------ Dataset extract ------

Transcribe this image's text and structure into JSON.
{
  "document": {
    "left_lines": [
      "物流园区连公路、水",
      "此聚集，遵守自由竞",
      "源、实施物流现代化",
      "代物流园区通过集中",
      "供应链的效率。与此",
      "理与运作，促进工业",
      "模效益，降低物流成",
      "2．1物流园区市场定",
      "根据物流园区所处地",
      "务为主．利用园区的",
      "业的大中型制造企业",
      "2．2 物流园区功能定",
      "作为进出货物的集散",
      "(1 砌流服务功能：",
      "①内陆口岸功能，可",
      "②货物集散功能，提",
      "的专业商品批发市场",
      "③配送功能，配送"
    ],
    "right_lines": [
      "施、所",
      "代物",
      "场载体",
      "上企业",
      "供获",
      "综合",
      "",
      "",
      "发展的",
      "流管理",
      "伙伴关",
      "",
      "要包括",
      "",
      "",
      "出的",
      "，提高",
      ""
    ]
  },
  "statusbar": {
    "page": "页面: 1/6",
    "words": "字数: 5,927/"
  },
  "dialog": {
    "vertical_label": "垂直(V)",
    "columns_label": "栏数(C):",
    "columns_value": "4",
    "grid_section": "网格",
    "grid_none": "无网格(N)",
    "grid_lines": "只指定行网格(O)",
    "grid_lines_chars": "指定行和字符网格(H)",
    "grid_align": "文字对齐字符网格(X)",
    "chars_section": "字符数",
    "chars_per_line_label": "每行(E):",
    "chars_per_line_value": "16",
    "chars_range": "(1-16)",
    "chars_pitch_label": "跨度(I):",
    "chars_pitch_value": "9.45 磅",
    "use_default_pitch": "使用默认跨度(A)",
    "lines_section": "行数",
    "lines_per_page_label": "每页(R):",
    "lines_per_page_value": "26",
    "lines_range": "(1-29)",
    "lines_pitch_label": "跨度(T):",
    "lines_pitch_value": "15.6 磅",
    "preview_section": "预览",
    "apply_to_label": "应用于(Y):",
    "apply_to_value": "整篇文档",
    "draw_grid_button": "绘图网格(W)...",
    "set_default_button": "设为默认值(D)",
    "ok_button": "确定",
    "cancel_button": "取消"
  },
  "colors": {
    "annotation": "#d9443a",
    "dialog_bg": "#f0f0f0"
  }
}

------

# Goal
Transcribe all entries exactly as they are given.

# Problem solution
Transcribe this image's text and structure into JSON.
{
  "document": {
    "left_lines": [
      "物流园区连公路、水",
      "此聚集，遵守自由竞",
      "源、实施物流现代化",
      "代物流园区通过集中",
      "供应链的效率。与此",
      "理与运作，促进工业",
      "模效益，降低物流成",
      "2．1物流园区市场定",
      "根据物流园区所处地",
      "务为主．利用园区的",
      "业的大中型制造企业",
      "2．2 物流园区功能定",
      "作为进出货物的集散",
      "(1 砌流服务功能：",
      "①内陆口岸功能，可",
      "②货物集散功能，提",
      "的专业商品批发市场",
      "③配送功能，配送"
    ],
    "right_lines": [
      "施、所",
      "代物",
      "场载体",
      "上企业",
      "供获",
      "综合",
      "",
      "",
      "发展的",
      "流管理",
      "伙伴关",
      "",
      "要包括",
      "",
      "",
      "出的",
      "，提高",
      ""
    ]
  },
  "statusbar": {
    "page": "页面: 1/6",
    "words": "字数: 5,927/"
  },
  "dialog": {
    "vertical_label": "垂直(V)",
    "columns_label": "栏数(C):",
    "columns_value": "4",
    "grid_section": "网格",
    "grid_none": "无网格(N)",
    "grid_lines": "只指定行网格(O)",
    "grid_lines_chars": "指定行和字符网格(H)",
    "grid_align": "文字对齐字符网格(X)",
    "chars_section": "字符数",
    "chars_per_line_label": "每行(E):",
    "chars_per_line_value": "16",
    "chars_range": "(1-16)",
    "chars_pitch_label": "跨度(I):",
    "chars_pitch_value": "9.45 磅",
    "use_default_pitch": "使用默认跨度(A)",
    "lines_section": "行数",
    "lines_per_page_label": "每页(R):",
    "lines_per_page_value": "26",
    "lines_range": "(1-29)",
    "lines_pitch_label": "跨度(T):",
    "lines_pitch_value": "15.6 磅",
    "preview_section": "预览",
    "apply_to_label": "应用于(Y):",
    "apply_to_value": "整篇文档",
    "draw_grid_button": "绘图网格(W)...",
    "set_default_button": "设为默认值(D)",
    "ok_button": "确定",
    "cancel_button": "取消"
  },
  "colors": {
    "annotation": "#d9443a",
    "dialog_bg": "#f0f0f0"
  }
}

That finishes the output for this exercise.